» WHAT THE TASK ASKS: Extract, from the listing that follows, each line containing the word "select".
+++ DATA LINES +++
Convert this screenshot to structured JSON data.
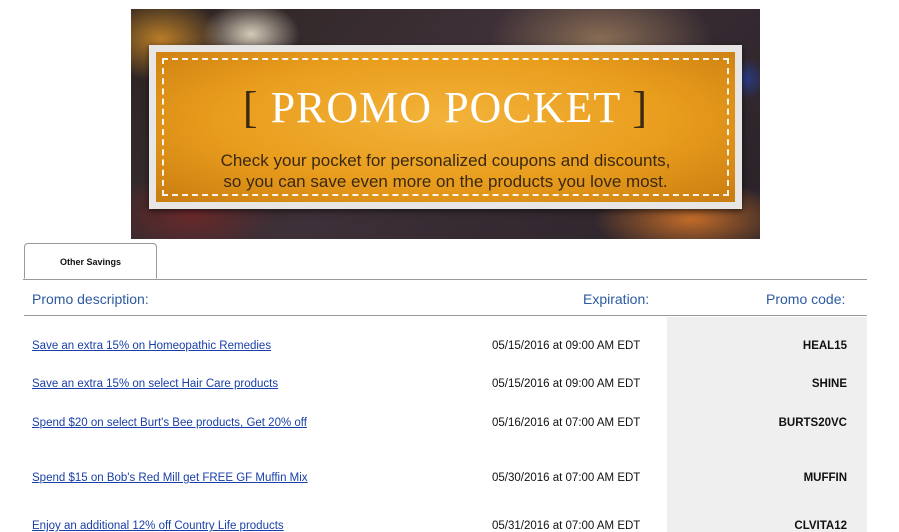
{
  "banner": {
    "title": "PROMO POCKET",
    "bracket_left": "[",
    "bracket_right": "]",
    "subtitle_line1": "Check your pocket for personalized coupons and discounts,",
    "subtitle_line2": "so you can save even more on the products you love most."
  },
  "tabs": [
    {
      "label": "Other Savings",
      "active": true
    }
  ],
  "table": {
    "headers": {
      "description": "Promo description:",
      "expiration": "Expiration:",
      "code": "Promo code:"
    },
    "rows": [
      {
        "description": "Save an extra 15% on Homeopathic Remedies",
        "expiration": "05/15/2016 at 09:00 AM EDT",
        "code": "HEAL15"
      },
      {
        "description": "Save an extra 15% on select Hair Care products",
        "expiration": "05/15/2016 at 09:00 AM EDT",
        "code": "SHINE"
      },
      {
        "description": "Spend $20 on select Burt's Bee products, Get 20% off",
        "expiration": "05/16/2016 at 07:00 AM EDT",
        "code": "BURTS20VC"
      },
      {
        "description": "Spend $15 on Bob's Red Mill get FREE GF Muffin Mix",
        "expiration": "05/30/2016 at 07:00 AM EDT",
        "code": "MUFFIN"
      },
      {
        "description": "Enjoy an additional 12% off Country Life products",
        "expiration": "05/31/2016 at 07:00 AM EDT",
        "code": "CLVITA12"
      }
    ]
  },
  "colors": {
    "header_text": "#2d5aa0",
    "link": "#1a3fa8",
    "banner_orange": "#e99d1d",
    "code_column_bg": "#efefef"
  }
}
+++
» CORRECT RESPONSE:
        "description": "Save an extra 15% on select Hair Care products",
        "description": "Spend $20 on select Burt's Bee products, Get 20% off",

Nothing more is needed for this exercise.